** BEGIN Extracted entries **

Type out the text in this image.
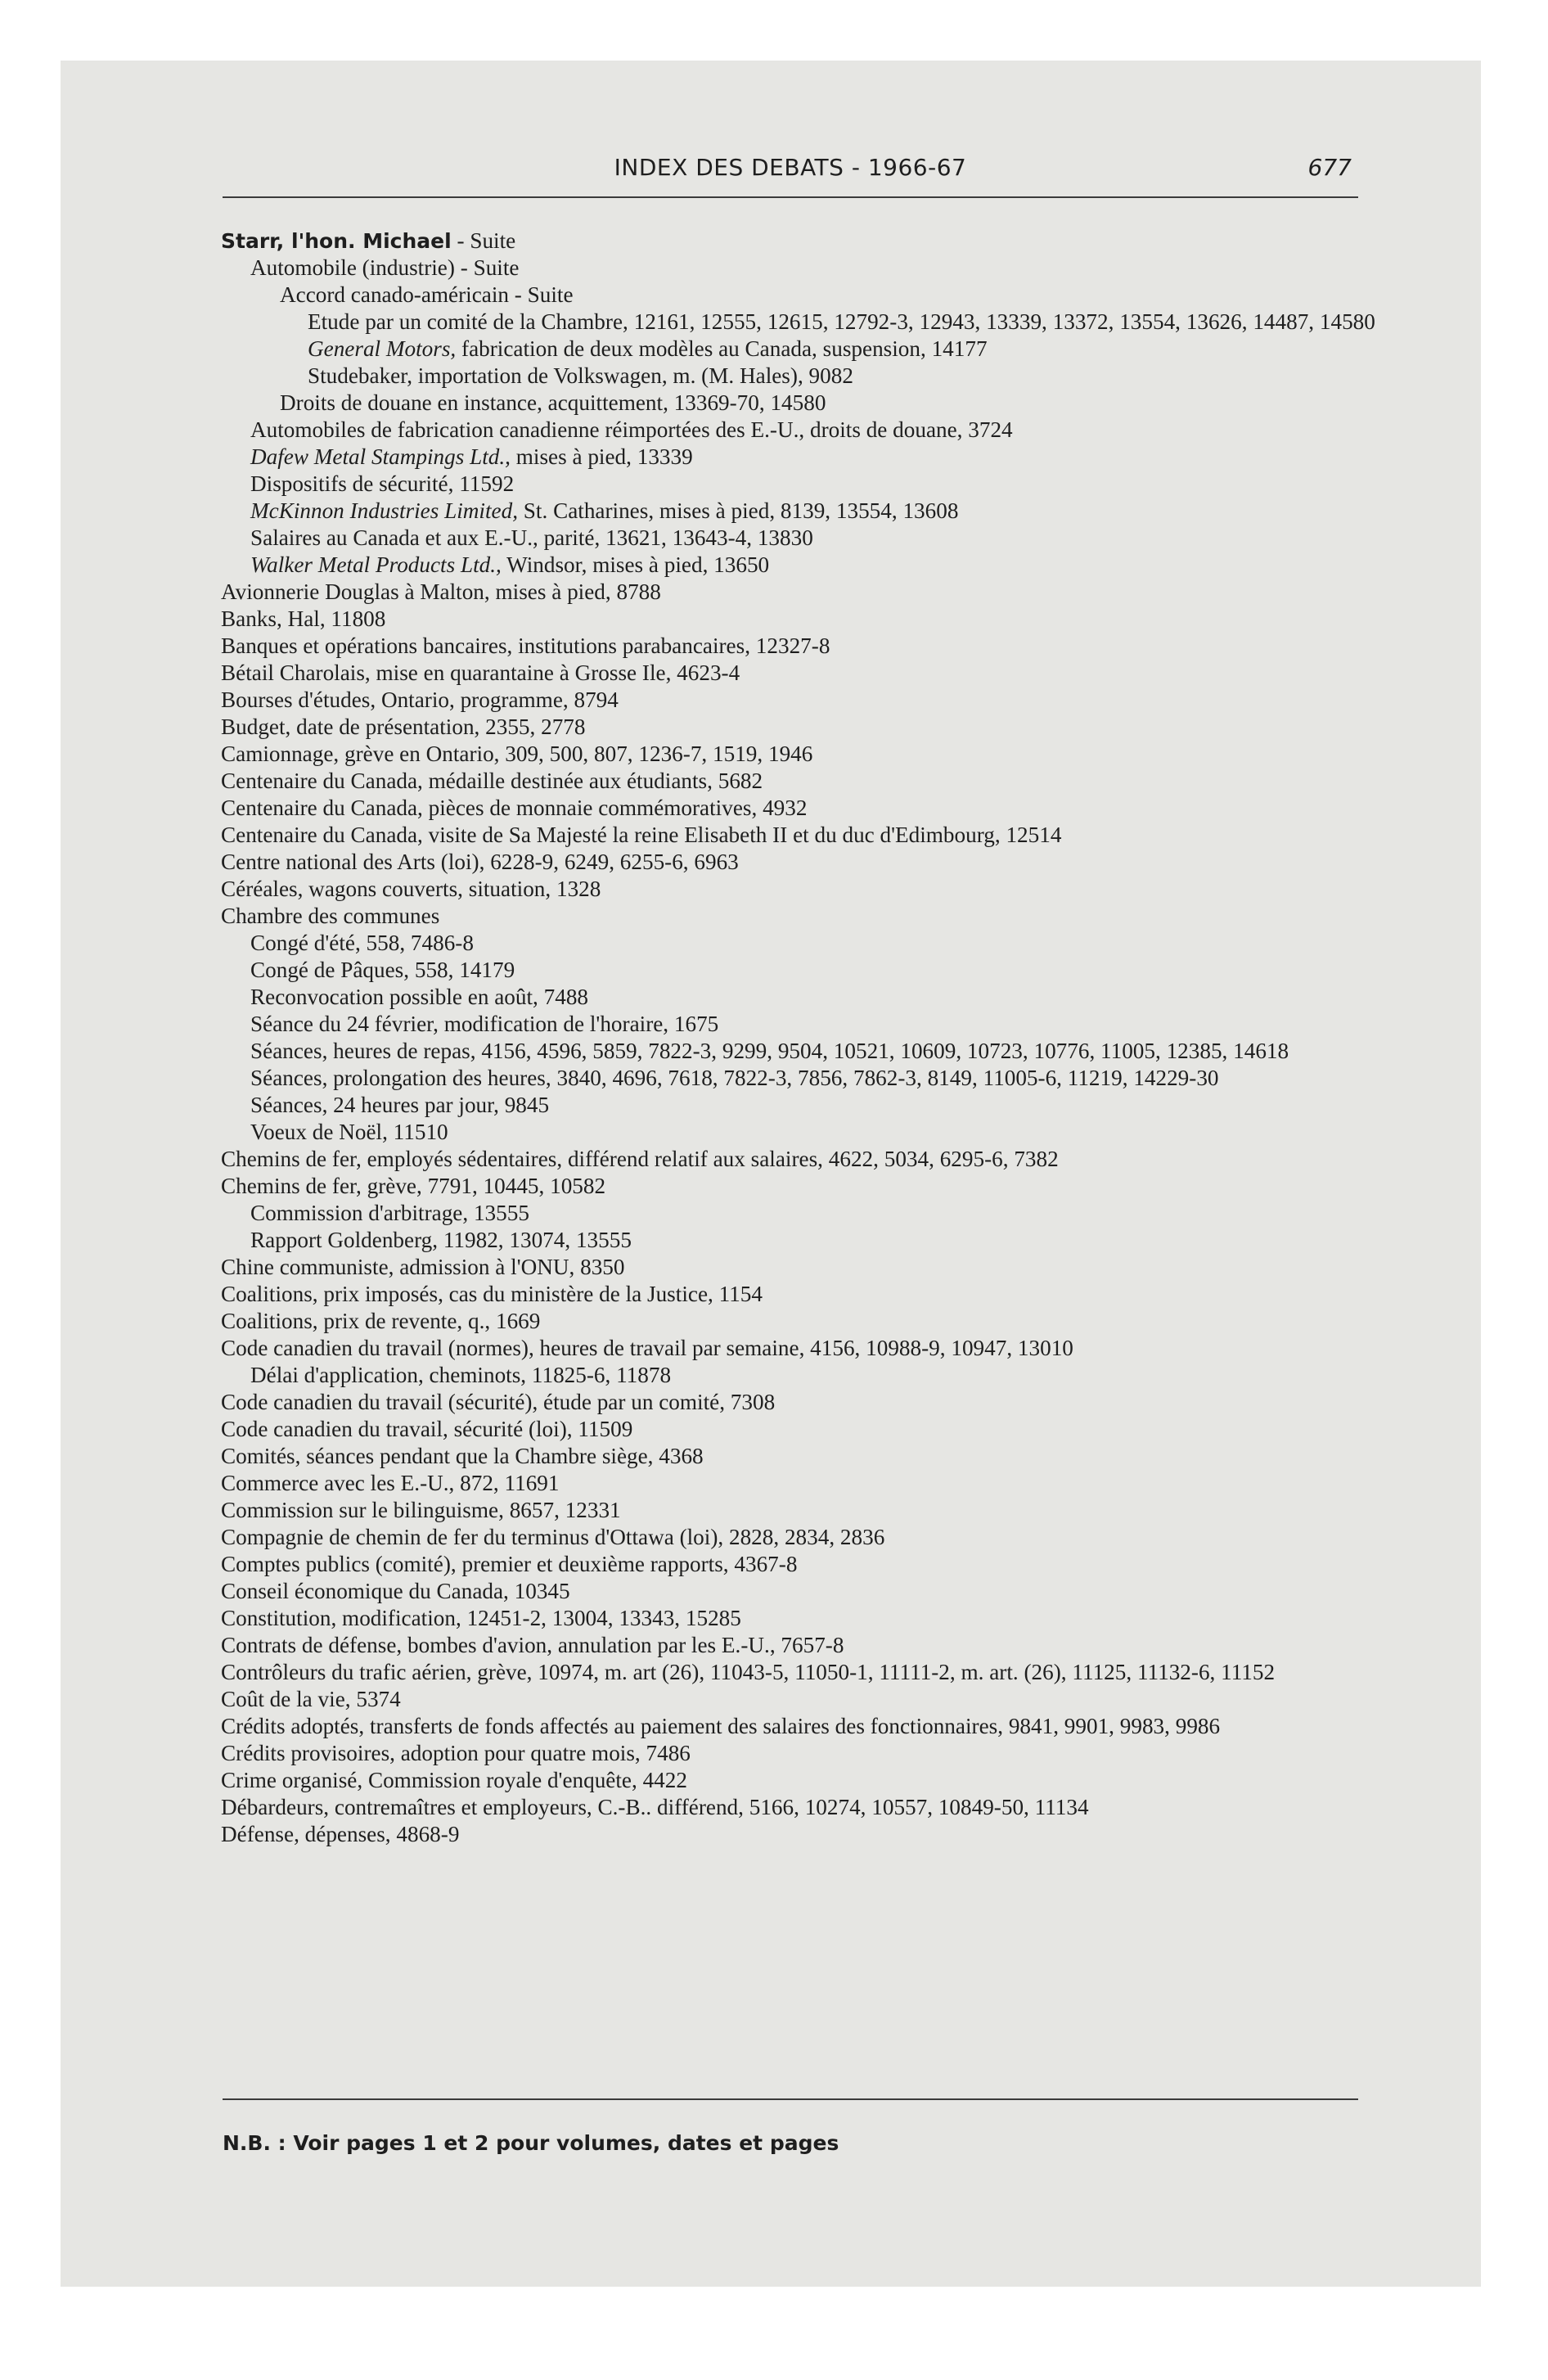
INDEX DES DEBATS - 1966-67	677
Starr, l'hon. Michael - Suite
Automobile (industrie) - Suite
Accord canado-américain - Suite
Etude par un comité de la Chambre, 12161, 12555, 12615, 12792-3, 12943, 13339, 13372, 13554, 13626, 14487, 14580
General Motors, fabrication de deux modèles au Canada, suspension, 14177
Studebaker, importation de Volkswagen, m. (M. Hales), 9082
Droits de douane en instance, acquittement, 13369-70, 14580
Automobiles de fabrication canadienne réimportées des E.-U., droits de douane, 3724
Dafew Metal Stampings Ltd., mises à pied, 13339
Dispositifs de sécurité, 11592
McKinnon Industries Limited, St. Catharines, mises à pied, 8139, 13554, 13608
Salaires au Canada et aux E.-U., parité, 13621, 13643-4, 13830
Walker Metal Products Ltd., Windsor, mises à pied, 13650
Avionnerie Douglas à Malton, mises à pied, 8788
Banks, Hal, 11808
Banques et opérations bancaires, institutions parabancaires, 12327-8
Bétail Charolais, mise en quarantaine à Grosse Ile, 4623-4
Bourses d'études, Ontario, programme, 8794
Budget, date de présentation, 2355, 2778
Camionnage, grève en Ontario, 309, 500, 807, 1236-7, 1519, 1946
Centenaire du Canada, médaille destinée aux étudiants, 5682
Centenaire du Canada, pièces de monnaie commémoratives, 4932
Centenaire du Canada, visite de Sa Majesté la reine Elisabeth II et du duc d'Edimbourg, 12514
Centre national des Arts (loi), 6228-9, 6249, 6255-6, 6963
Céréales, wagons couverts, situation, 1328
Chambre des communes
Congé d'été, 558, 7486-8
Congé de Pâques, 558, 14179
Reconvocation possible en août, 7488
Séance du 24 février, modification de l'horaire, 1675
Séances, heures de repas, 4156, 4596, 5859, 7822-3, 9299, 9504, 10521, 10609, 10723, 10776, 11005, 12385, 14618
Séances, prolongation des heures, 3840, 4696, 7618, 7822-3, 7856, 7862-3, 8149, 11005-6, 11219, 14229-30
Séances, 24 heures par jour, 9845
Voeux de Noël, 11510
Chemins de fer, employés sédentaires, différend relatif aux salaires, 4622, 5034, 6295-6, 7382
Chemins de fer, grève, 7791, 10445, 10582
Commission d'arbitrage, 13555
Rapport Goldenberg, 11982, 13074, 13555
Chine communiste, admission à l'ONU, 8350
Coalitions, prix imposés, cas du ministère de la Justice, 1154
Coalitions, prix de revente, q., 1669
Code canadien du travail (normes), heures de travail par semaine, 4156, 10988-9, 10947, 13010
Délai d'application, cheminots, 11825-6, 11878
Code canadien du travail (sécurité), étude par un comité, 7308
Code canadien du travail, sécurité (loi), 11509
Comités, séances pendant que la Chambre siège, 4368
Commerce avec les E.-U., 872, 11691
Commission sur le bilinguisme, 8657, 12331
Compagnie de chemin de fer du terminus d'Ottawa (loi), 2828, 2834, 2836
Comptes publics (comité), premier et deuxième rapports, 4367-8
Conseil économique du Canada, 10345
Constitution, modification, 12451-2, 13004, 13343, 15285
Contrats de défense, bombes d'avion, annulation par les E.-U., 7657-8
Contrôleurs du trafic aérien, grève, 10974, m. art (26), 11043-5, 11050-1, 11111-2, m. art. (26), 11125, 11132-6, 11152
Coût de la vie, 5374
Crédits adoptés, transferts de fonds affectés au paiement des salaires des fonctionnaires, 9841, 9901, 9983, 9986
Crédits provisoires, adoption pour quatre mois, 7486
Crime organisé, Commission royale d'enquête, 4422
Débardeurs, contremaîtres et employeurs, C.-B.. différend, 5166, 10274, 10557, 10849-50, 11134
Défense, dépenses, 4868-9
N.B. : Voir pages 1 et 2 pour volumes, dates et pages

** END Extracted entries **

Work to do:
Repeat the data exactly in full, omitting its pictures.

Output for this task:
Type out the text in this image.
INDEX DES DEBATS - 1966-67	677
Starr, l'hon. Michael - Suite
Automobile (industrie) - Suite
Accord canado-américain - Suite
Etude par un comité de la Chambre, 12161, 12555, 12615, 12792-3, 12943, 13339, 13372, 13554, 13626, 14487, 14580
General Motors, fabrication de deux modèles au Canada, suspension, 14177
Studebaker, importation de Volkswagen, m. (M. Hales), 9082
Droits de douane en instance, acquittement, 13369-70, 14580
Automobiles de fabrication canadienne réimportées des E.-U., droits de douane, 3724
Dafew Metal Stampings Ltd., mises à pied, 13339
Dispositifs de sécurité, 11592
McKinnon Industries Limited, St. Catharines, mises à pied, 8139, 13554, 13608
Salaires au Canada et aux E.-U., parité, 13621, 13643-4, 13830
Walker Metal Products Ltd., Windsor, mises à pied, 13650
Avionnerie Douglas à Malton, mises à pied, 8788
Banks, Hal, 11808
Banques et opérations bancaires, institutions parabancaires, 12327-8
Bétail Charolais, mise en quarantaine à Grosse Ile, 4623-4
Bourses d'études, Ontario, programme, 8794
Budget, date de présentation, 2355, 2778
Camionnage, grève en Ontario, 309, 500, 807, 1236-7, 1519, 1946
Centenaire du Canada, médaille destinée aux étudiants, 5682
Centenaire du Canada, pièces de monnaie commémoratives, 4932
Centenaire du Canada, visite de Sa Majesté la reine Elisabeth II et du duc d'Edimbourg, 12514
Centre national des Arts (loi), 6228-9, 6249, 6255-6, 6963
Céréales, wagons couverts, situation, 1328
Chambre des communes
Congé d'été, 558, 7486-8
Congé de Pâques, 558, 14179
Reconvocation possible en août, 7488
Séance du 24 février, modification de l'horaire, 1675
Séances, heures de repas, 4156, 4596, 5859, 7822-3, 9299, 9504, 10521, 10609, 10723, 10776, 11005, 12385, 14618
Séances, prolongation des heures, 3840, 4696, 7618, 7822-3, 7856, 7862-3, 8149, 11005-6, 11219, 14229-30
Séances, 24 heures par jour, 9845
Voeux de Noël, 11510
Chemins de fer, employés sédentaires, différend relatif aux salaires, 4622, 5034, 6295-6, 7382
Chemins de fer, grève, 7791, 10445, 10582
Commission d'arbitrage, 13555
Rapport Goldenberg, 11982, 13074, 13555
Chine communiste, admission à l'ONU, 8350
Coalitions, prix imposés, cas du ministère de la Justice, 1154
Coalitions, prix de revente, q., 1669
Code canadien du travail (normes), heures de travail par semaine, 4156, 10988-9, 10947, 13010
Délai d'application, cheminots, 11825-6, 11878
Code canadien du travail (sécurité), étude par un comité, 7308
Code canadien du travail, sécurité (loi), 11509
Comités, séances pendant que la Chambre siège, 4368
Commerce avec les E.-U., 872, 11691
Commission sur le bilinguisme, 8657, 12331
Compagnie de chemin de fer du terminus d'Ottawa (loi), 2828, 2834, 2836
Comptes publics (comité), premier et deuxième rapports, 4367-8
Conseil économique du Canada, 10345
Constitution, modification, 12451-2, 13004, 13343, 15285
Contrats de défense, bombes d'avion, annulation par les E.-U., 7657-8
Contrôleurs du trafic aérien, grève, 10974, m. art (26), 11043-5, 11050-1, 11111-2, m. art. (26), 11125, 11132-6, 11152
Coût de la vie, 5374
Crédits adoptés, transferts de fonds affectés au paiement des salaires des fonctionnaires, 9841, 9901, 9983, 9986
Crédits provisoires, adoption pour quatre mois, 7486
Crime organisé, Commission royale d'enquête, 4422
Débardeurs, contremaîtres et employeurs, C.-B.. différend, 5166, 10274, 10557, 10849-50, 11134
Défense, dépenses, 4868-9
N.B. : Voir pages 1 et 2 pour volumes, dates et pages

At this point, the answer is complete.